- Records excerpted from a collection
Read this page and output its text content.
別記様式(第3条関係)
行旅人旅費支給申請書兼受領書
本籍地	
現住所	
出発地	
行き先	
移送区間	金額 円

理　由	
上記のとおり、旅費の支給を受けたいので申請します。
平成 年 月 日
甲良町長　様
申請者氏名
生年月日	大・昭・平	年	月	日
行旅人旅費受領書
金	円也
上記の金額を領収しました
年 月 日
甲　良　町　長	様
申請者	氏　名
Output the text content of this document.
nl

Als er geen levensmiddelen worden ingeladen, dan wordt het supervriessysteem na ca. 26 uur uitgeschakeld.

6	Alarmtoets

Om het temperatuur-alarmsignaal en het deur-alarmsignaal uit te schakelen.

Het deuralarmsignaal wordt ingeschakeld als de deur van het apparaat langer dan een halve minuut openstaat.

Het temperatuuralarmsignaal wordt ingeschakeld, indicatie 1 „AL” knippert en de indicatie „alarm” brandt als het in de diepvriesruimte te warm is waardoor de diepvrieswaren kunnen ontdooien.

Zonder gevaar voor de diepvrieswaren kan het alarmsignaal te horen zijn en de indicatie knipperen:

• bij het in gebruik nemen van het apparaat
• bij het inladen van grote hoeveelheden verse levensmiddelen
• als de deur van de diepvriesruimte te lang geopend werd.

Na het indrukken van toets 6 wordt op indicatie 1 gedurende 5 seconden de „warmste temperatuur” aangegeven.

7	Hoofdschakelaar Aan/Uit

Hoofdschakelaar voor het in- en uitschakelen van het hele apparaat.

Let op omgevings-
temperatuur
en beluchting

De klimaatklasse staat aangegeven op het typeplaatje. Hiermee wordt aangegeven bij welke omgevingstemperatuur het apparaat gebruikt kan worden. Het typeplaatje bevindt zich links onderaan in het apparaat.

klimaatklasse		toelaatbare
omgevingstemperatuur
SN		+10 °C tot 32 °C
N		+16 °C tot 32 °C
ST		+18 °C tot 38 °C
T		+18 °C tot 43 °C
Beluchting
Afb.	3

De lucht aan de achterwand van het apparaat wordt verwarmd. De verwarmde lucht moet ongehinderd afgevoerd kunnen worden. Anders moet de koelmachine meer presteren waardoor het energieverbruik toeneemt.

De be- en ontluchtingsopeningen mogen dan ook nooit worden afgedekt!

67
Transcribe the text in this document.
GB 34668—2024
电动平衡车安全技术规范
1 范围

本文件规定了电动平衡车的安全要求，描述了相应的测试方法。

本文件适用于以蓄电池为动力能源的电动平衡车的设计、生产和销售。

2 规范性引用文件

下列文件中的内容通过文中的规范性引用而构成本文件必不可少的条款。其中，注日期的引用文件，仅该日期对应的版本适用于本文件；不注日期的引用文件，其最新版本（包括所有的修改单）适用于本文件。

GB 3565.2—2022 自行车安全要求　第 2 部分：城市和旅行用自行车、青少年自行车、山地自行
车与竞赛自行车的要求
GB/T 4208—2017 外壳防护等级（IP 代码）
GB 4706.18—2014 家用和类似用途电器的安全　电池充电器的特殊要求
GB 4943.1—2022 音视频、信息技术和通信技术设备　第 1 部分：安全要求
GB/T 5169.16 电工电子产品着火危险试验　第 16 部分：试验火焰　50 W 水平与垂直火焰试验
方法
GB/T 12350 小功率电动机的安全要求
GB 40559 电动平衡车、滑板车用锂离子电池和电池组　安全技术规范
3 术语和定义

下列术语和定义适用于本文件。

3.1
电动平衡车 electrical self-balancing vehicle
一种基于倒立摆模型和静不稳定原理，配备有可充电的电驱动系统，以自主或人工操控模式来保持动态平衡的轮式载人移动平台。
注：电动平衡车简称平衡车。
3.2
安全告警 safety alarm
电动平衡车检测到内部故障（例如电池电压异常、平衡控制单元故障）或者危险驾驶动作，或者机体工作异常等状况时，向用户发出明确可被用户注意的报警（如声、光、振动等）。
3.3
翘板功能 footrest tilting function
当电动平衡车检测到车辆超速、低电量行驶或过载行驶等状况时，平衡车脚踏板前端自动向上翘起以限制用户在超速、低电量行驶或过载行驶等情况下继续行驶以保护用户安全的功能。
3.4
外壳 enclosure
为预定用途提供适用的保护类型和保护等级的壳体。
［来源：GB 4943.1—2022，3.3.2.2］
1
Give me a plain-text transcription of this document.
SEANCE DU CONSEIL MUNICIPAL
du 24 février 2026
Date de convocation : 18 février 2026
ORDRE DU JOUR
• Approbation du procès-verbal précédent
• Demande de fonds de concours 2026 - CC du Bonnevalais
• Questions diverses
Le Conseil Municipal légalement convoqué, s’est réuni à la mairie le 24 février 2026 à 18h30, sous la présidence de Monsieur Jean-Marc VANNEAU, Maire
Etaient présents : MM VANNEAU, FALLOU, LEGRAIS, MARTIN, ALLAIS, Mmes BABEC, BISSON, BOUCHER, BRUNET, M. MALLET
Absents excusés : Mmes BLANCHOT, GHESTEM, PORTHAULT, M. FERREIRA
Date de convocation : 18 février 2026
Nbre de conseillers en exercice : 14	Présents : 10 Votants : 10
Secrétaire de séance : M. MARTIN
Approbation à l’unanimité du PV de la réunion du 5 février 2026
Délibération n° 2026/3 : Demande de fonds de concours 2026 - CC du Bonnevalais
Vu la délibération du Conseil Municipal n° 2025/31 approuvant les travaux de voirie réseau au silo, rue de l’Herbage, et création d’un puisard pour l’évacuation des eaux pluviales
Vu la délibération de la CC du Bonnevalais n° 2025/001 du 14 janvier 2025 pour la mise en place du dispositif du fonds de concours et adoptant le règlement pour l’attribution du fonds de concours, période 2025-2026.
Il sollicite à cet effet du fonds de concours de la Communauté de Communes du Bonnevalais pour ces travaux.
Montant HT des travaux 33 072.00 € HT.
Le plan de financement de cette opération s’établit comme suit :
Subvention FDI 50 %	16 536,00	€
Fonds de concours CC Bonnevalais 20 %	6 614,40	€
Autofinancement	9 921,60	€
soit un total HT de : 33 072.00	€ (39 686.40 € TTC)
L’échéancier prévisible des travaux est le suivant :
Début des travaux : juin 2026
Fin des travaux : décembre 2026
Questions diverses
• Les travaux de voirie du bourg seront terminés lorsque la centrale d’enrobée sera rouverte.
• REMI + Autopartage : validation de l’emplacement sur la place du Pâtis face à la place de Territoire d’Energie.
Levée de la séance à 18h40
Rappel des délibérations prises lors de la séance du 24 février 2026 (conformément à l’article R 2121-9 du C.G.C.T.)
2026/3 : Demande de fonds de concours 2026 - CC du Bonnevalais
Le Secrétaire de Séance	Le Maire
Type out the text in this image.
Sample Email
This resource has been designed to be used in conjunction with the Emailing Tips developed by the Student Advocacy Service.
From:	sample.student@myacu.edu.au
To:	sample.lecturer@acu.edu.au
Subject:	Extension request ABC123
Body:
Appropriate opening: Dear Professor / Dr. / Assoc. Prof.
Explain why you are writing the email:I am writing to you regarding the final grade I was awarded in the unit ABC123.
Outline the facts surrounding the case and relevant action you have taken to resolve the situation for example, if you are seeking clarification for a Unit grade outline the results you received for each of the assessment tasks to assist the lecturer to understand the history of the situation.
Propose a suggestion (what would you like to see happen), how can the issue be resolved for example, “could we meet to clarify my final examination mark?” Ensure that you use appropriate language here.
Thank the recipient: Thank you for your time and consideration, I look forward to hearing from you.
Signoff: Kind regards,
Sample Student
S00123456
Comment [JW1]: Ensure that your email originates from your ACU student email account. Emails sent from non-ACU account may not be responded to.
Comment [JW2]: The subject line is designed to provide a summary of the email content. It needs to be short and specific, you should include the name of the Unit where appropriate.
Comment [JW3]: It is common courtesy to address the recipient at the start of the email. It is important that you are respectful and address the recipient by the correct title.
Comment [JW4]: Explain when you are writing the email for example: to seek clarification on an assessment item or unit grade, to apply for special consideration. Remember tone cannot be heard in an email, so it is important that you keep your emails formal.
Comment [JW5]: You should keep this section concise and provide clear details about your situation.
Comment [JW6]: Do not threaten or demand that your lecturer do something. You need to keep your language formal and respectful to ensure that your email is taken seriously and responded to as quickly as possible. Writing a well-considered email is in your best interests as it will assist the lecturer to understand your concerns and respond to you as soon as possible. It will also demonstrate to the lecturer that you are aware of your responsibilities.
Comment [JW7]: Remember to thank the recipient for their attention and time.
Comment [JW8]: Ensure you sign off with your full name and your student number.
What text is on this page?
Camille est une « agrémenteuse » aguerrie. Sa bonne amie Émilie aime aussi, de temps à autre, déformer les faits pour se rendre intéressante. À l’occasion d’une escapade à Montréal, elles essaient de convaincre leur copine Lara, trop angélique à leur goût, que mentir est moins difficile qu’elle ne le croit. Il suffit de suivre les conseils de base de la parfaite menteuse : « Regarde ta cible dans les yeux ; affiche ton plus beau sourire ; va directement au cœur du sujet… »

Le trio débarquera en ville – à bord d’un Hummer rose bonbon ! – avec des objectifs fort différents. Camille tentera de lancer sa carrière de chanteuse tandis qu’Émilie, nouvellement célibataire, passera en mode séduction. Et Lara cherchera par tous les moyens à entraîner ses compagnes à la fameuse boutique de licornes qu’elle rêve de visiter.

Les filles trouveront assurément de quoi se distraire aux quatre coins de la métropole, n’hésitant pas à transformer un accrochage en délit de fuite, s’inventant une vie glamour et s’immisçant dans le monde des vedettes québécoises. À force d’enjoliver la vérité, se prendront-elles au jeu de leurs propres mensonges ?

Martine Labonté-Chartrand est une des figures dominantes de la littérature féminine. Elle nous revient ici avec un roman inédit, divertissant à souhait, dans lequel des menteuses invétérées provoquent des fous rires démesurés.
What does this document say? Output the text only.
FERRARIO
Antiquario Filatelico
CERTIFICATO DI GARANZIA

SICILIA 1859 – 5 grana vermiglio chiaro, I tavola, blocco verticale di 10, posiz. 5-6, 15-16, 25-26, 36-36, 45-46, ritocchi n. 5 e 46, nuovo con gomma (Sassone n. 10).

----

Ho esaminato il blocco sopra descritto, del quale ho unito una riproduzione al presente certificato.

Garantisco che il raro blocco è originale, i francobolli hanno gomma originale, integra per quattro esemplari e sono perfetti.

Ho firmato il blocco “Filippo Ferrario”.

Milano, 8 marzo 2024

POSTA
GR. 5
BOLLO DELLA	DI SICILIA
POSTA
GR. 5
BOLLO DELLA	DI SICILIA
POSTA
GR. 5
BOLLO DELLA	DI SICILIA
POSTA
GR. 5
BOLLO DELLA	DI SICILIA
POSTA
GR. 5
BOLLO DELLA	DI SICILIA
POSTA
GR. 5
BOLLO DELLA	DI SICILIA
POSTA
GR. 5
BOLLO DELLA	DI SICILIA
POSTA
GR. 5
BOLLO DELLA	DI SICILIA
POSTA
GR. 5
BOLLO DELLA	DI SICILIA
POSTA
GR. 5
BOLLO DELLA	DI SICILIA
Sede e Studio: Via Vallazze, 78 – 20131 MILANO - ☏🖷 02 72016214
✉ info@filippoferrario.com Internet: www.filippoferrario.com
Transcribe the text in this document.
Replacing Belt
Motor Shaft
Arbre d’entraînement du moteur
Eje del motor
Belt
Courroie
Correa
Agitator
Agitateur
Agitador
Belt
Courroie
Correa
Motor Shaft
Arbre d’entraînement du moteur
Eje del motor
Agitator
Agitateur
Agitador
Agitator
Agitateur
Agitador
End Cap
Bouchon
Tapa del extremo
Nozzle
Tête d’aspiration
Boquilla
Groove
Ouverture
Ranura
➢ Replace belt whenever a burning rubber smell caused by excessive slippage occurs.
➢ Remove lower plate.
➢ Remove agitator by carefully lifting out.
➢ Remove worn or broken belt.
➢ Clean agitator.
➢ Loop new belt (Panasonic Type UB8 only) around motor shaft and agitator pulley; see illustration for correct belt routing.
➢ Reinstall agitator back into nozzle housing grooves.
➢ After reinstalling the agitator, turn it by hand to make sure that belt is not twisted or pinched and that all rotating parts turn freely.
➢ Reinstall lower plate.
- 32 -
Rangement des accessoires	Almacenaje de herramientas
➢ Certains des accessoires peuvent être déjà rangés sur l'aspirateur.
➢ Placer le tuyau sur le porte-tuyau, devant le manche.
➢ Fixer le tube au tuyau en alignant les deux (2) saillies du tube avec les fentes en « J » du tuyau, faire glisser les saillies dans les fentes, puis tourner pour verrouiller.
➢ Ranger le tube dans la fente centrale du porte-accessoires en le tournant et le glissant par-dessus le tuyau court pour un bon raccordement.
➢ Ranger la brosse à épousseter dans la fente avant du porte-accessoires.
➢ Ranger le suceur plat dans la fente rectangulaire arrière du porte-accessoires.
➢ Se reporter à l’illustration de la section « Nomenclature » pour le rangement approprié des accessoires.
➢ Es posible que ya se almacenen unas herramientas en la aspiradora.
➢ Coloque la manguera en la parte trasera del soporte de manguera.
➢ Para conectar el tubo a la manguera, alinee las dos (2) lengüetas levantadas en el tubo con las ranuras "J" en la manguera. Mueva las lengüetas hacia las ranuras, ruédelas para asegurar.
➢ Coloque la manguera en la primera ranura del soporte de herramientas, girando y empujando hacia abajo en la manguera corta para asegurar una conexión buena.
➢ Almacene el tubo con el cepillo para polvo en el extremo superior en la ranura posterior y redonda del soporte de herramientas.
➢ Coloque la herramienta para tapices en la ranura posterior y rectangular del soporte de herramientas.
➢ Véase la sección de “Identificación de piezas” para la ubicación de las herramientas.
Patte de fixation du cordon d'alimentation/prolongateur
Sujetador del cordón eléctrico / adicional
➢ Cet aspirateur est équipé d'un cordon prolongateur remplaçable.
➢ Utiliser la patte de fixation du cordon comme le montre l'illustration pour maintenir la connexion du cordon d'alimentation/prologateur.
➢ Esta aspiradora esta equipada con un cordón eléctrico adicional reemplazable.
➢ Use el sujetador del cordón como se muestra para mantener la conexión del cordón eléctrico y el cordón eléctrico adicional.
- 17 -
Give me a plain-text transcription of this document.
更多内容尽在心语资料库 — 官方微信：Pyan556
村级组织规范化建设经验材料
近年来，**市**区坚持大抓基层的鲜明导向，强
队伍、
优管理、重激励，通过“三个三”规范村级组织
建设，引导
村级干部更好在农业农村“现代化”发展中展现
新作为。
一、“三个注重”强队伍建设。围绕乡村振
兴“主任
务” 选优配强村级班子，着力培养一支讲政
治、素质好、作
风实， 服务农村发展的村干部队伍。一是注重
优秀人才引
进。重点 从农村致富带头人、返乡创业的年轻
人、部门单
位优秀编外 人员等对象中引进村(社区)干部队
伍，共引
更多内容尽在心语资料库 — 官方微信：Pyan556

- REQUIRED TASK
Work out how many lines of the material above contain the word "taken", then give only that figure.

- FULL RESPONSE
2